Work to be completed
Output the entries word for word. Omit images.

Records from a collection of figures
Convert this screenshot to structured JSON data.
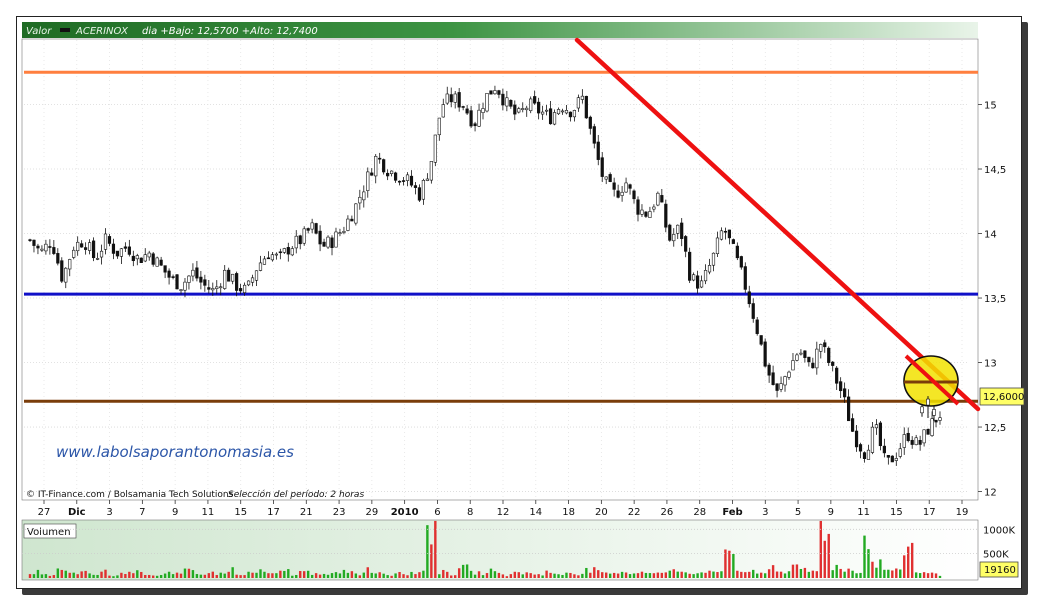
{
  "header": {
    "label": "Valor",
    "ticker": "ACERINOX",
    "quote": "dia +Bajo: 12,5700 +Alto: 12,7400"
  },
  "watermark": "www.labolsaporantonomasia.es",
  "credit": "© IT-Finance.com / Bolsamania Tech Solutions",
  "period_note": "Selección del período: 2 horas",
  "price_box": "12,6000",
  "volume_label": "Volumen",
  "volume_box": "19160",
  "colors": {
    "header_green": "#2e7d32",
    "resistance_orange": "#ff7f3f",
    "support_blue": "#1010c8",
    "support_brown": "#7a3d0a",
    "trendline_red": "#ee1111",
    "highlight_yellow": "#f2e200",
    "price_box_yellow": "#ffff66",
    "candle_green": "#22aa22",
    "candle_dark": "#111111"
  },
  "chart_data": [
    {
      "type": "candlestick",
      "title": "ACERINOX",
      "ylim": [
        11.95,
        15.5
      ],
      "grid": true,
      "y_ticks": [
        "15",
        "14,5",
        "14",
        "13,5",
        "13",
        "12,5",
        "12"
      ],
      "y_tick_values": [
        15,
        14.5,
        14,
        13.5,
        13,
        12.5,
        12
      ],
      "x_tick_labels": [
        "27",
        "Dic",
        "3",
        "7",
        "9",
        "11",
        "15",
        "17",
        "21",
        "23",
        "29",
        "2010",
        "6",
        "8",
        "12",
        "14",
        "18",
        "20",
        "22",
        "26",
        "28",
        "Feb",
        "3",
        "5",
        "9",
        "11",
        "15",
        "17",
        "19"
      ],
      "x_tick_bold": [
        "Dic",
        "2010",
        "Feb"
      ],
      "last_price": 12.6,
      "horizontal_lines": [
        {
          "label": "resistance",
          "value": 15.25,
          "color": "#ff7f3f"
        },
        {
          "label": "support",
          "value": 13.53,
          "color": "#1010c8"
        },
        {
          "label": "support",
          "value": 12.7,
          "color": "#7a3d0a"
        }
      ],
      "trendline": {
        "from": [
          0.0,
          15.5
        ],
        "to": [
          1.0,
          12.48
        ],
        "color": "#ee1111",
        "note": "x as fraction of period (start at 20 Ene)"
      },
      "price_path": [
        13.95,
        13.85,
        13.95,
        13.65,
        13.9,
        13.95,
        13.8,
        13.95,
        13.85,
        13.9,
        13.8,
        13.85,
        13.75,
        13.65,
        13.6,
        13.7,
        13.6,
        13.55,
        13.7,
        13.6,
        13.55,
        13.75,
        13.85,
        13.8,
        13.9,
        13.95,
        14.05,
        13.9,
        13.95,
        14.05,
        14.2,
        14.4,
        14.6,
        14.5,
        14.45,
        14.4,
        14.3,
        14.55,
        15.0,
        15.05,
        15.0,
        14.85,
        15.05,
        15.15,
        15.0,
        14.9,
        15.0,
        14.95,
        14.9,
        15.0,
        14.95,
        15.05,
        14.7,
        14.4,
        14.3,
        14.4,
        14.2,
        14.15,
        14.3,
        13.95,
        14.05,
        13.65,
        13.6,
        13.8,
        14.05,
        13.85,
        13.6,
        13.3,
        12.95,
        12.75,
        12.95,
        13.1,
        12.95,
        13.15,
        12.95,
        12.75,
        12.45,
        12.3,
        12.5,
        12.2,
        12.3,
        12.45,
        12.35,
        12.5,
        12.6
      ]
    },
    {
      "type": "bar",
      "title": "Volumen",
      "y_ticks": [
        "1000K",
        "500K"
      ],
      "ylim": [
        0,
        1150
      ],
      "last_value": 19160,
      "values_k": [
        80,
        120,
        60,
        150,
        90,
        110,
        70,
        130,
        50,
        100,
        160,
        90,
        60,
        120,
        80,
        140,
        70,
        100,
        90,
        180,
        60,
        110,
        130,
        80,
        150,
        70,
        120,
        100,
        60,
        90,
        140,
        80,
        170,
        110,
        60,
        130,
        90,
        150,
        1000,
        120,
        80,
        200,
        110,
        90,
        140,
        60,
        120,
        100,
        80,
        130,
        70,
        110,
        90,
        160,
        120,
        80,
        140,
        100,
        150,
        90,
        120,
        180,
        130,
        110,
        150,
        100,
        600,
        140,
        120,
        90,
        260,
        130,
        200,
        160,
        140,
        1050,
        230,
        180,
        150,
        800,
        300,
        170,
        140,
        650,
        120,
        90,
        70
      ]
    }
  ]
}
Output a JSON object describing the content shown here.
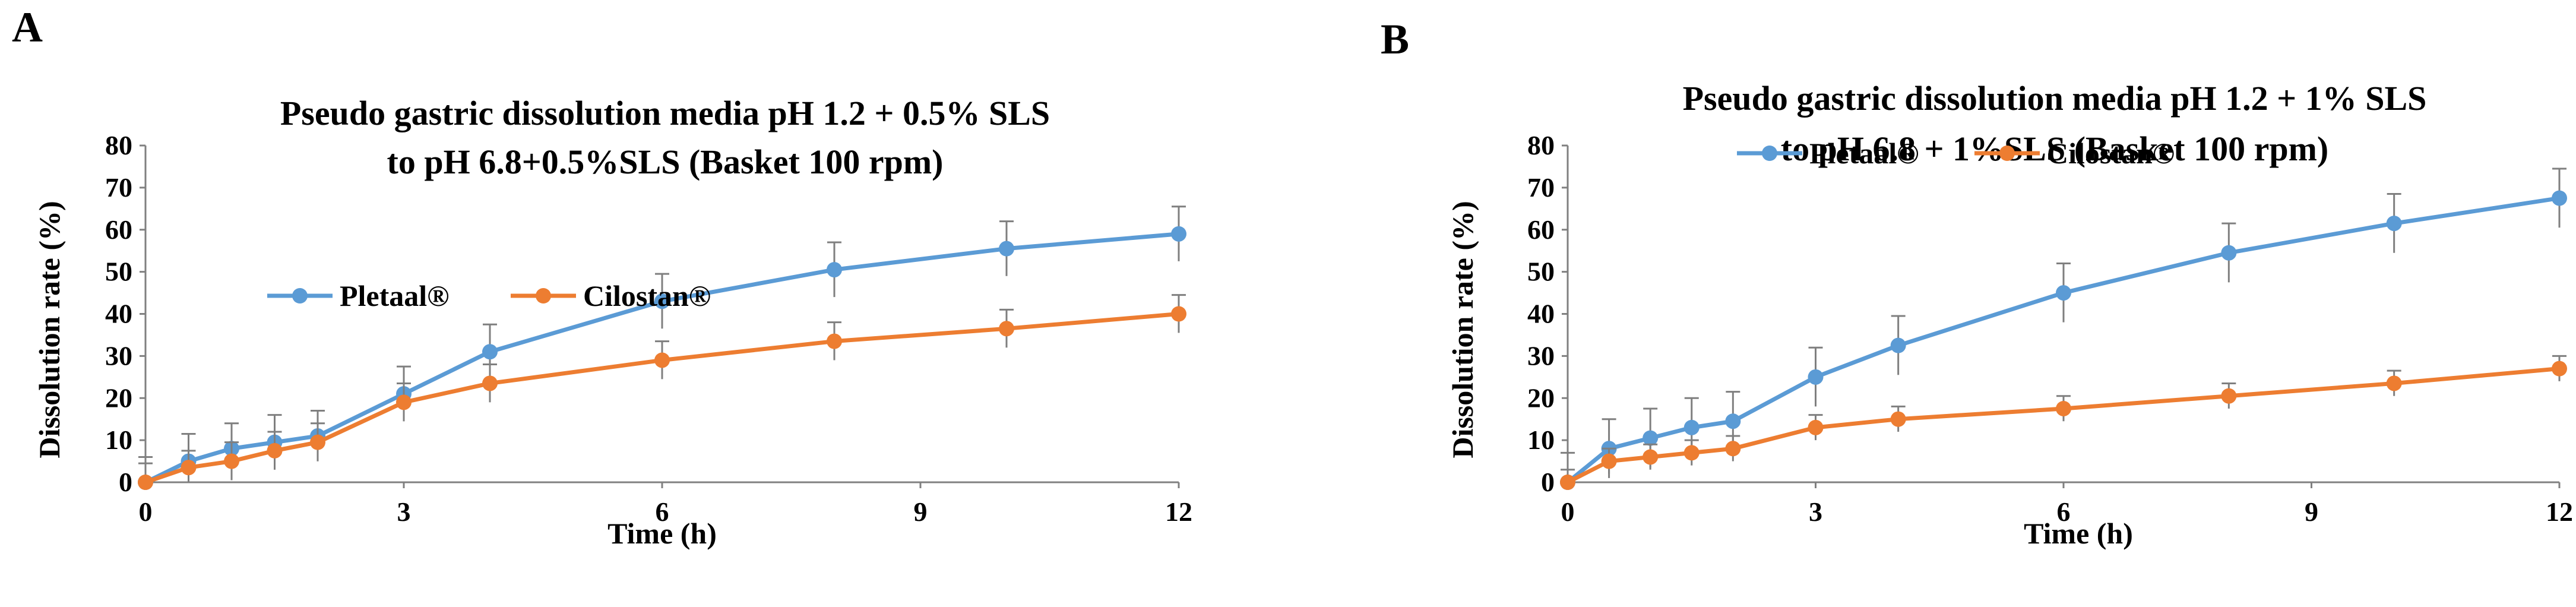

Answer to the exercise
Convert this screenshot to structured JSON data.
{
  "header": {
    "label": "Valor",
    "ticker": "ACERINOX",
    "quote": "dia +Bajo: 12,5700 +Alto: 12,7400"
  },
  "watermark": "www.labolsaporantonomasia.es",
  "credit": "© IT-Finance.com / Bolsamania Tech Solutions",
  "period_note": "Selección del período: 2 horas",
  "price_box": "12,6000",
  "volume_label": "Volumen",
  "volume_box": "19160",
  "colors": {
    "header_green": "#2e7d32",
    "resistance_orange": "#ff7f3f",
    "support_blue": "#1010c8",
    "support_brown": "#7a3d0a",
    "trendline_red": "#ee1111",
    "highlight_yellow": "#f2e200",
    "price_box_yellow": "#ffff66",
    "candle_green": "#22aa22",
    "candle_dark": "#111111"
  },
  "chart_data": [
    {
      "type": "candlestick",
      "title": "ACERINOX",
      "ylim": [
        11.95,
        15.5
      ],
      "grid": true,
      "y_ticks": [
        "15",
        "14,5",
        "14",
        "13,5",
        "13",
        "12,5",
        "12"
      ],
      "y_tick_values": [
        15,
        14.5,
        14,
        13.5,
        13,
        12.5,
        12
      ],
      "x_tick_labels": [
        "27",
        "Dic",
        "3",
        "7",
        "9",
        "11",
        "15",
        "17",
        "21",
        "23",
        "29",
        "2010",
        "6",
        "8",
        "12",
        "14",
        "18",
        "20",
        "22",
        "26",
        "28",
        "Feb",
        "3",
        "5",
        "9",
        "11",
        "15",
        "17",
        "19"
      ],
      "x_tick_bold": [
        "Dic",
        "2010",
        "Feb"
      ],
      "last_price": 12.6,
      "horizontal_lines": [
        {
          "label": "resistance",
          "value": 15.25,
          "color": "#ff7f3f"
        },
        {
          "label": "support",
          "value": 13.53,
          "color": "#1010c8"
        },
        {
          "label": "support",
          "value": 12.7,
          "color": "#7a3d0a"
        }
      ],
      "trendline": {
        "from": [
          0.0,
          15.5
        ],
        "to": [
          1.0,
          12.48
        ],
        "color": "#ee1111",
        "note": "x as fraction of period (start at 20 Ene)"
      },
      "price_path": [
        13.95,
        13.85,
        13.95,
        13.65,
        13.9,
        13.95,
        13.8,
        13.95,
        13.85,
        13.9,
        13.8,
        13.85,
        13.75,
        13.65,
        13.6,
        13.7,
        13.6,
        13.55,
        13.7,
        13.6,
        13.55,
        13.75,
        13.85,
        13.8,
        13.9,
        13.95,
        14.05,
        13.9,
        13.95,
        14.05,
        14.2,
        14.4,
        14.6,
        14.5,
        14.45,
        14.4,
        14.3,
        14.55,
        15.0,
        15.05,
        15.0,
        14.85,
        15.05,
        15.15,
        15.0,
        14.9,
        15.0,
        14.95,
        14.9,
        15.0,
        14.95,
        15.05,
        14.7,
        14.4,
        14.3,
        14.4,
        14.2,
        14.15,
        14.3,
        13.95,
        14.05,
        13.65,
        13.6,
        13.8,
        14.05,
        13.85,
        13.6,
        13.3,
        12.95,
        12.75,
        12.95,
        13.1,
        12.95,
        13.15,
        12.95,
        12.75,
        12.45,
        12.3,
        12.5,
        12.2,
        12.3,
        12.45,
        12.35,
        12.5,
        12.6
      ]
    },
    {
      "type": "bar",
      "title": "Volumen",
      "y_ticks": [
        "1000K",
        "500K"
      ],
      "ylim": [
        0,
        1150
      ],
      "last_value": 19160,
      "values_k": [
        80,
        120,
        60,
        150,
        90,
        110,
        70,
        130,
        50,
        100,
        160,
        90,
        60,
        120,
        80,
        140,
        70,
        100,
        90,
        180,
        60,
        110,
        130,
        80,
        150,
        70,
        120,
        100,
        60,
        90,
        140,
        80,
        170,
        110,
        60,
        130,
        90,
        150,
        1000,
        120,
        80,
        200,
        110,
        90,
        140,
        60,
        120,
        100,
        80,
        130,
        70,
        110,
        90,
        160,
        120,
        80,
        140,
        100,
        150,
        90,
        120,
        180,
        130,
        110,
        150,
        100,
        600,
        140,
        120,
        90,
        260,
        130,
        200,
        160,
        140,
        1050,
        230,
        180,
        150,
        800,
        300,
        170,
        140,
        650,
        120,
        90,
        70
      ]
    }
  ]
}
Output a JSON object describing the content shown here.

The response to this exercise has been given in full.